**Task details**
Reproduce every record below exactly as written, but leave out any pictures.

**Material to process**
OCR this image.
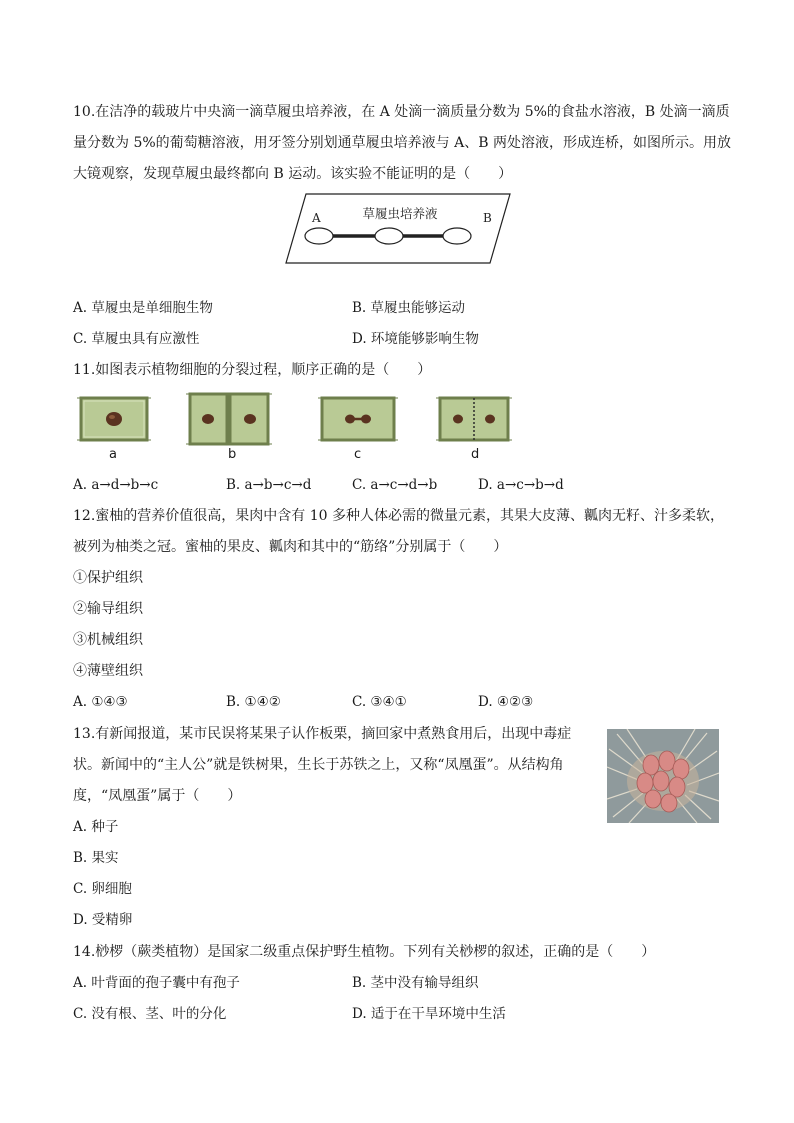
10.在洁净的载玻片中央滴一滴草履虫培养液，在 A 处滴一滴质量分数为 5%的食盐水溶液，B 处滴一滴质
量分数为 5%的葡萄糖溶液，用牙签分别划通草履虫培养液与 A、B 两处溶液，形成连桥，如图所示。用放
大镜观察，发现草履虫最终都向 B 运动。该实验不能证明的是（　　）
草履虫培养液
A	B
A. 草履虫是单细胞生物	B. 草履虫能够运动
C. 草履虫具有应激性	D. 环境能够影响生物
11.如图表示植物细胞的分裂过程，顺序正确的是（　　）
a	b	c	d
A. a→d→b→c	B. a→b→c→d	C. a→c→d→b	D. a→c→b→d
12.蜜柚的营养价值很高，果肉中含有 10 多种人体必需的微量元素，其果大皮薄、瓤肉无籽、汁多柔软，
被列为柚类之冠。蜜柚的果皮、瓤肉和其中的“筋络”分别属于（　　）
①保护组织
②输导组织
③机械组织
④薄壁组织
A. ①④③	B. ①④②	C. ③④①	D. ④②③
13.有新闻报道，某市民误将某果子认作板栗，摘回家中煮熟食用后，出现中毒症
状。新闻中的“主人公”就是铁树果，生长于苏铁之上，又称“凤凰蛋”。从结构角
度，“凤凰蛋”属于（　　）
A. 种子
B. 果实
C. 卵细胞
D. 受精卵
14.桫椤（蕨类植物）是国家二级重点保护野生植物。下列有关桫椤的叙述，正确的是（　　）
A. 叶背面的孢子囊中有孢子	B. 茎中没有输导组织
C. 没有根、茎、叶的分化	D. 适于在干旱环境中生活
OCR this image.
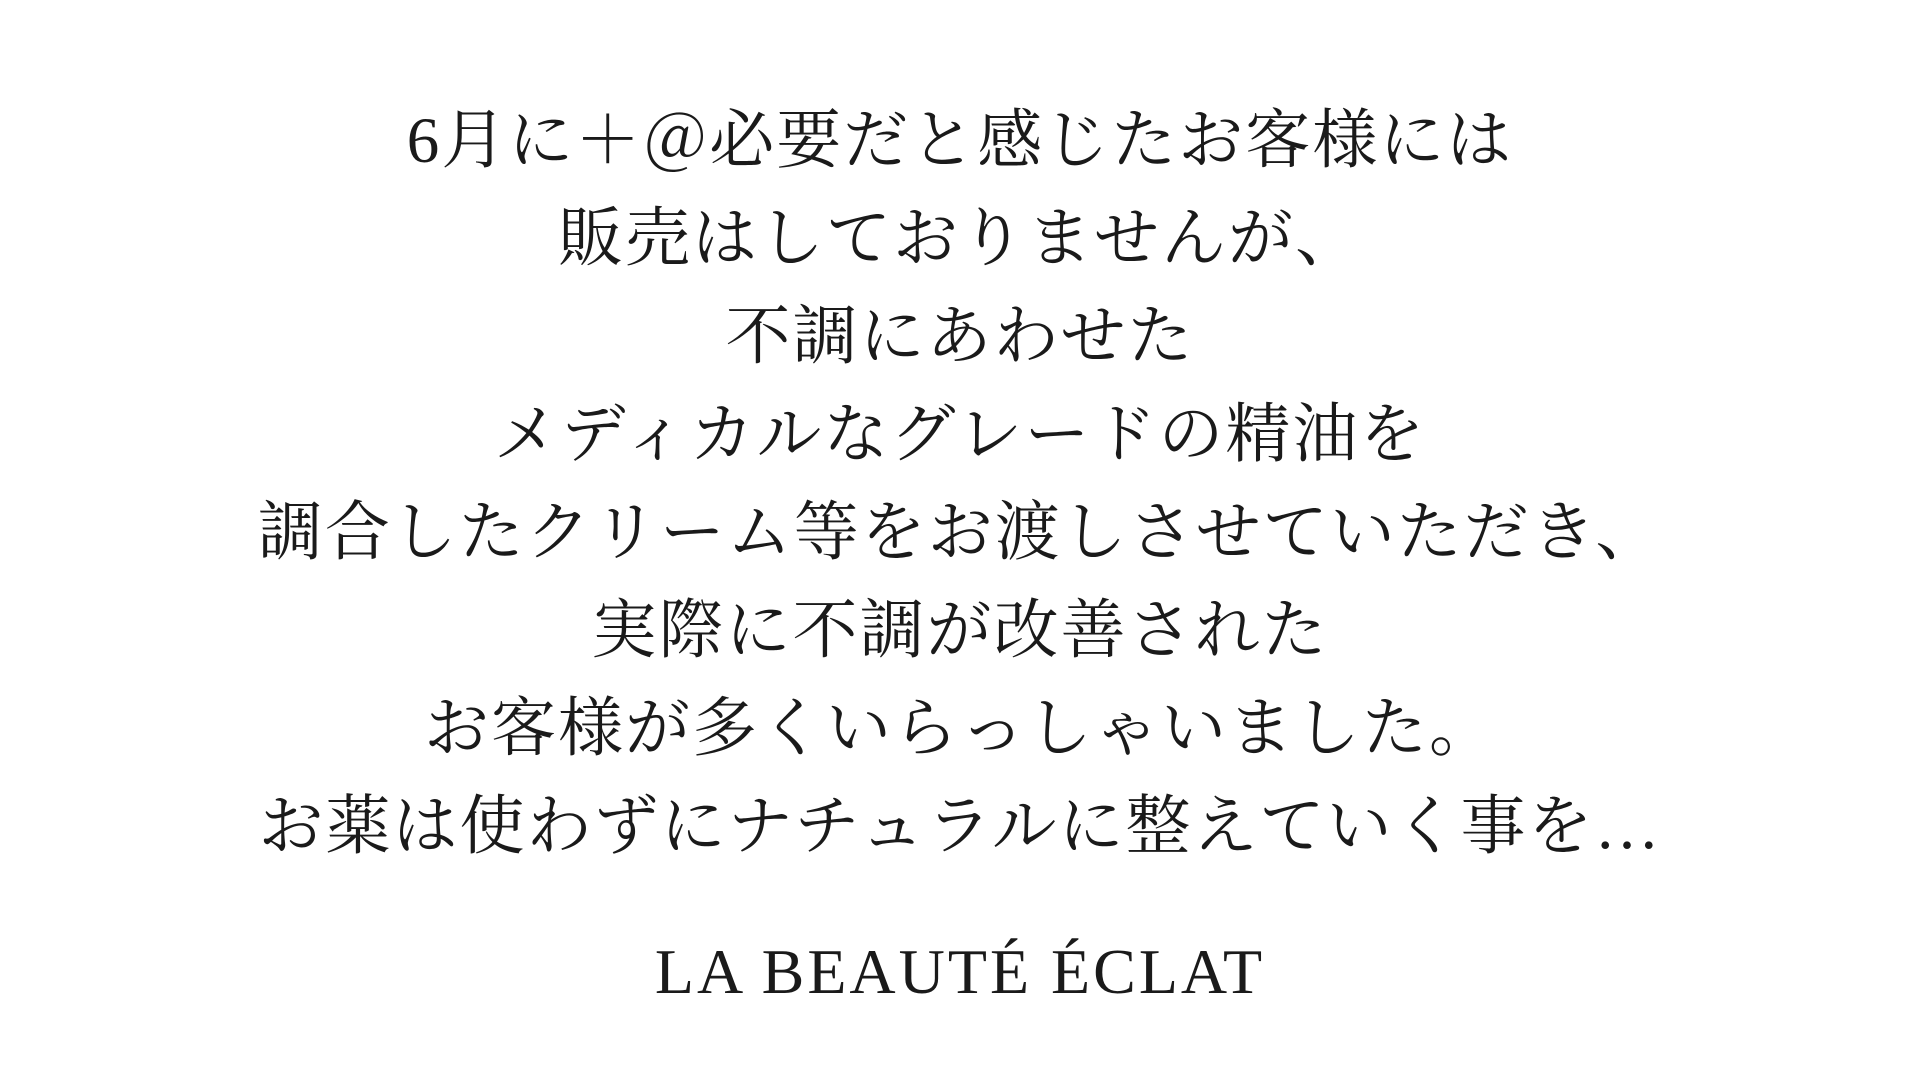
6月に＋＠必要だと感じたお客様には

販売はしておりませんが、

不調にあわせた

メディカルなグレードの精油を

調合したクリーム等をお渡しさせていただき、

実際に不調が改善された

お客様が多くいらっしゃいました。

お薬は使わずにナチュラルに整えていく事を…

LA BEAUTÉ ÉCLAT
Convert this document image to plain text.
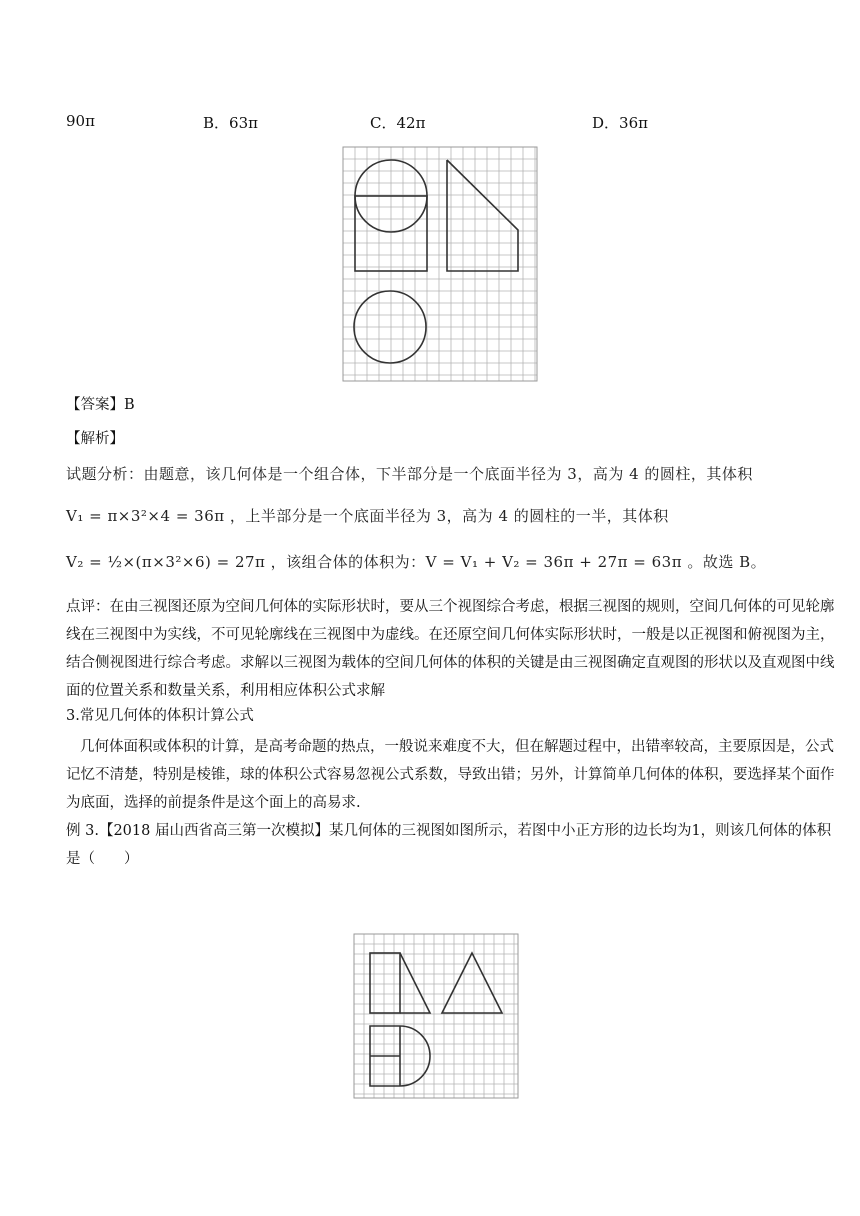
90π	B．63π	C．42π	D．36π
【答案】B
【解析】
试题分析：由题意，该几何体是一个组合体，下半部分是一个底面半径为 3，高为 4 的圆柱，其体积
V₁ = π×3²×4 = 36π ，上半部分是一个底面半径为 3，高为 4 的圆柱的一半，其体积
V₂ = ½×(π×3²×6) = 27π ，该组合体的体积为：V = V₁ + V₂ = 36π + 27π = 63π 。故选 B。
点评：在由三视图还原为空间几何体的实际形状时，要从三个视图综合考虑，根据三视图的规则，空间几何体的可见轮廓线在三视图中为实线，不可见轮廓线在三视图中为虚线。在还原空间几何体实际形状时，一般是以正视图和俯视图为主，结合侧视图进行综合考虑。求解以三视图为载体的空间几何体的体积的关键是由三视图确定直观图的形状以及直观图中线面的位置关系和数量关系，利用相应体积公式求解
3.常见几何体的体积计算公式
几何体面积或体积的计算，是高考命题的热点，一般说来难度不大，但在解题过程中，出错率较高，主要原因是，公式记忆不清楚，特别是棱锥，球的体积公式容易忽视公式系数，导致出错；另外，计算简单几何体的体积，要选择某个面作为底面，选择的前提条件是这个面上的高易求.
例 3.【2018 届山西省高三第一次模拟】某几何体的三视图如图所示，若图中小正方形的边长均为1，则该几何体的体积是（　　）
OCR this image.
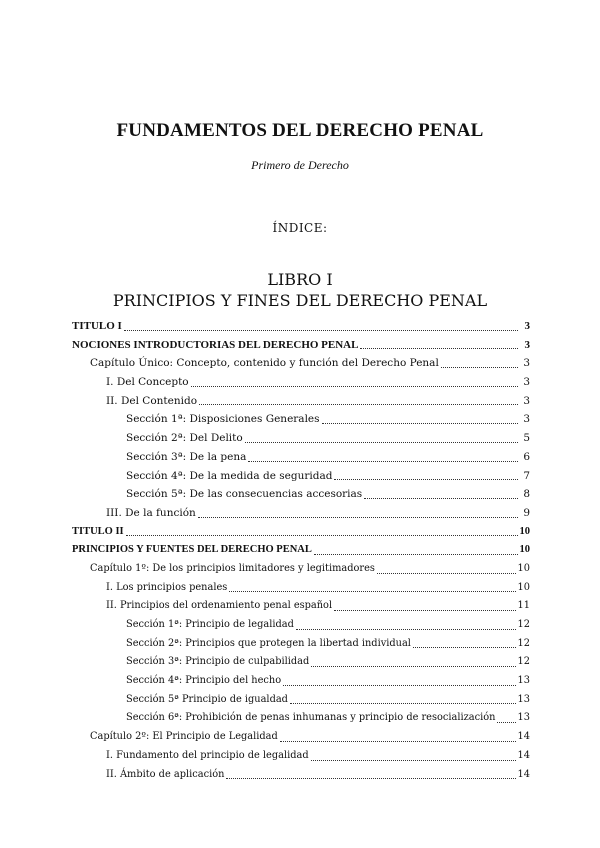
FUNDAMENTOS DEL DERECHO PENAL
Primero de Derecho
ÍNDICE:
LIBRO I
PRINCIPIOS Y FINES DEL DERECHO PENAL
TITULO I	3
NOCIONES INTRODUCTORIAS DEL DERECHO PENAL	3
Capítulo Único: Concepto, contenido y función del Derecho Penal	3
I. Del Concepto	3
II. Del Contenido	3
Sección 1ª: Disposiciones Generales	3
Sección 2ª: Del Delito	5
Sección 3ª: De la pena	6
Sección 4ª: De la medida de seguridad	7
Sección 5ª: De las consecuencias accesorias	8
III. De la función	9
TITULO II	10
PRINCIPIOS Y FUENTES DEL DERECHO PENAL	10
Capítulo 1º: De los principios limitadores y legitimadores	10
I. Los principios penales	10
II. Principios del ordenamiento penal español	11
Sección 1ª: Principio de legalidad	12
Sección 2ª: Principios que protegen la libertad individual	12
Sección 3ª: Principio de culpabilidad	12
Sección 4ª: Principio del hecho	13
Sección 5ª Principio de igualdad	13
Sección 6ª: Prohibición de penas inhumanas y principio de resocialización 13
Capítulo 2º: El Principio de Legalidad	14
I. Fundamento del principio de legalidad	14
II. Ámbito de aplicación	14
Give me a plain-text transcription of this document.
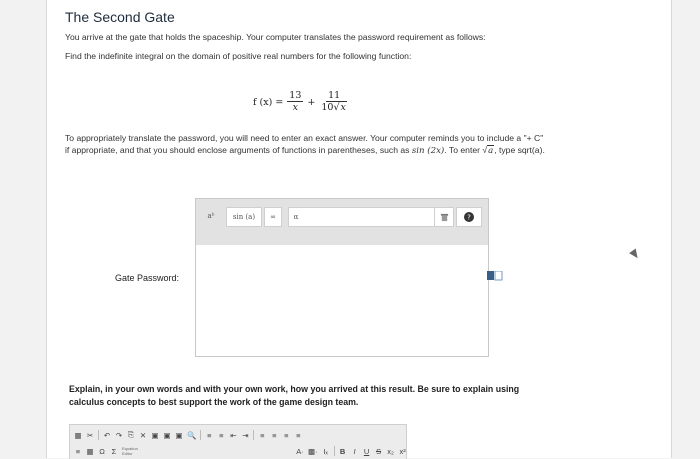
The Second Gate
You arrive at the gate that holds the spaceship. Your computer translates the password requirement as follows:
Find the indefinite integral on the domain of positive real numbers for the following function:
f $(x) = \frac{13}{x} + \frac{11}{10√x}$
To appropriately translate the password, you will need to enter an exact answer. Your computer reminds you to include a "+ C" if appropriate, and that you should enclose arguments of functions in parentheses, such as sin (2x). To enter √a, type sqrt(a).
aᵇ	sin (a)	∞	α	?
Gate Password:
Explain, in your own words and with your own work, how you arrived at this result. Be sure to explain using calculus concepts to best support the work of the game design team.
▦ ✂ ↶ ↷ ⎘ ✕ ▣ ▣ ▣ 🔍 ≡ ≡ ⇤ ⇥ ≡ ≡ ≡ ≡
≡ ▦ Ω Σ	Equation Editor	A· ▩· Iₓ B	I	U S x₂ x²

**Response**
OCR this image.
10.在洁净的载玻片中央滴一滴草履虫培养液，在 A 处滴一滴质量分数为 5%的食盐水溶液，B 处滴一滴质
量分数为 5%的葡萄糖溶液，用牙签分别划通草履虫培养液与 A、B 两处溶液，形成连桥，如图所示。用放
大镜观察，发现草履虫最终都向 B 运动。该实验不能证明的是（　　）
草履虫培养液
A	B
A. 草履虫是单细胞生物	B. 草履虫能够运动
C. 草履虫具有应激性	D. 环境能够影响生物
11.如图表示植物细胞的分裂过程，顺序正确的是（　　）
a	b	c	d
A. a→d→b→c	B. a→b→c→d	C. a→c→d→b	D. a→c→b→d
12.蜜柚的营养价值很高，果肉中含有 10 多种人体必需的微量元素，其果大皮薄、瓤肉无籽、汁多柔软，
被列为柚类之冠。蜜柚的果皮、瓤肉和其中的“筋络”分别属于（　　）
①保护组织
②输导组织
③机械组织
④薄壁组织
A. ①④③	B. ①④②	C. ③④①	D. ④②③
13.有新闻报道，某市民误将某果子认作板栗，摘回家中煮熟食用后，出现中毒症
状。新闻中的“主人公”就是铁树果，生长于苏铁之上，又称“凤凰蛋”。从结构角
度，“凤凰蛋”属于（　　）
A. 种子
B. 果实
C. 卵细胞
D. 受精卵
14.桫椤（蕨类植物）是国家二级重点保护野生植物。下列有关桫椤的叙述，正确的是（　　）
A. 叶背面的孢子囊中有孢子	B. 茎中没有输导组织
C. 没有根、茎、叶的分化	D. 适于在干旱环境中生活
OCR this image.
6月に＋＠必要だと感じたお客様には

販売はしておりませんが、

不調にあわせた

メディカルなグレードの精油を

調合したクリーム等をお渡しさせていただき、

実際に不調が改善された

お客様が多くいらっしゃいました。

お薬は使わずにナチュラルに整えていく事を…

LA BEAUTÉ ÉCLAT
Convert this document image to plain text.
90π	B．63π	C．42π	D．36π
【答案】B
【解析】
试题分析：由题意，该几何体是一个组合体，下半部分是一个底面半径为 3，高为 4 的圆柱，其体积
V₁ = π×3²×4 = 36π ，上半部分是一个底面半径为 3，高为 4 的圆柱的一半，其体积
V₂ = ½×(π×3²×6) = 27π ，该组合体的体积为：V = V₁ + V₂ = 36π + 27π = 63π 。故选 B。
点评：在由三视图还原为空间几何体的实际形状时，要从三个视图综合考虑，根据三视图的规则，空间几何体的可见轮廓线在三视图中为实线，不可见轮廓线在三视图中为虚线。在还原空间几何体实际形状时，一般是以正视图和俯视图为主，结合侧视图进行综合考虑。求解以三视图为载体的空间几何体的体积的关键是由三视图确定直观图的形状以及直观图中线面的位置关系和数量关系，利用相应体积公式求解
3.常见几何体的体积计算公式
几何体面积或体积的计算，是高考命题的热点，一般说来难度不大，但在解题过程中，出错率较高，主要原因是，公式记忆不清楚，特别是棱锥，球的体积公式容易忽视公式系数，导致出错；另外，计算简单几何体的体积，要选择某个面作为底面，选择的前提条件是这个面上的高易求.
例 3.【2018 届山西省高三第一次模拟】某几何体的三视图如图所示，若图中小正方形的边长均为1，则该几何体的体积是（　　）
OCR this image.
FUNDAMENTOS DEL DERECHO PENAL
Primero de Derecho
ÍNDICE:
LIBRO I
PRINCIPIOS Y FINES DEL DERECHO PENAL
TITULO I	3
NOCIONES INTRODUCTORIAS DEL DERECHO PENAL	3
Capítulo Único: Concepto, contenido y función del Derecho Penal	3
I. Del Concepto	3
II. Del Contenido	3
Sección 1ª: Disposiciones Generales	3
Sección 2ª: Del Delito	5
Sección 3ª: De la pena	6
Sección 4ª: De la medida de seguridad	7
Sección 5ª: De las consecuencias accesorias	8
III. De la función	9
TITULO II	10
PRINCIPIOS Y FUENTES DEL DERECHO PENAL	10
Capítulo 1º: De los principios limitadores y legitimadores	10
I. Los principios penales	10
II. Principios del ordenamiento penal español	11
Sección 1ª: Principio de legalidad	12
Sección 2ª: Principios que protegen la libertad individual	12
Sección 3ª: Principio de culpabilidad	12
Sección 4ª: Principio del hecho	13
Sección 5ª Principio de igualdad	13
Sección 6ª: Prohibición de penas inhumanas y principio de resocialización 13
Capítulo 2º: El Principio de Legalidad	14
I. Fundamento del principio de legalidad	14
II. Ámbito de aplicación	14
Give me a plain-text transcription of this document.
The Second Gate
You arrive at the gate that holds the spaceship. Your computer translates the password requirement as follows:
Find the indefinite integral on the domain of positive real numbers for the following function:
f $(x) = \frac{13}{x} + \frac{11}{10√x}$
To appropriately translate the password, you will need to enter an exact answer. Your computer reminds you to include a "+ C" if appropriate, and that you should enclose arguments of functions in parentheses, such as sin (2x). To enter √a, type sqrt(a).
aᵇ	sin (a)	∞	α	?
Gate Password:
Explain, in your own words and with your own work, how you arrived at this result. Be sure to explain using calculus concepts to best support the work of the game design team.
▦ ✂ ↶ ↷ ⎘ ✕ ▣ ▣ ▣ 🔍 ≡ ≡ ⇤ ⇥ ≡ ≡ ≡ ≡
≡ ▦ Ω Σ	Equation Editor	A· ▩· Iₓ B	I	U S x₂ x²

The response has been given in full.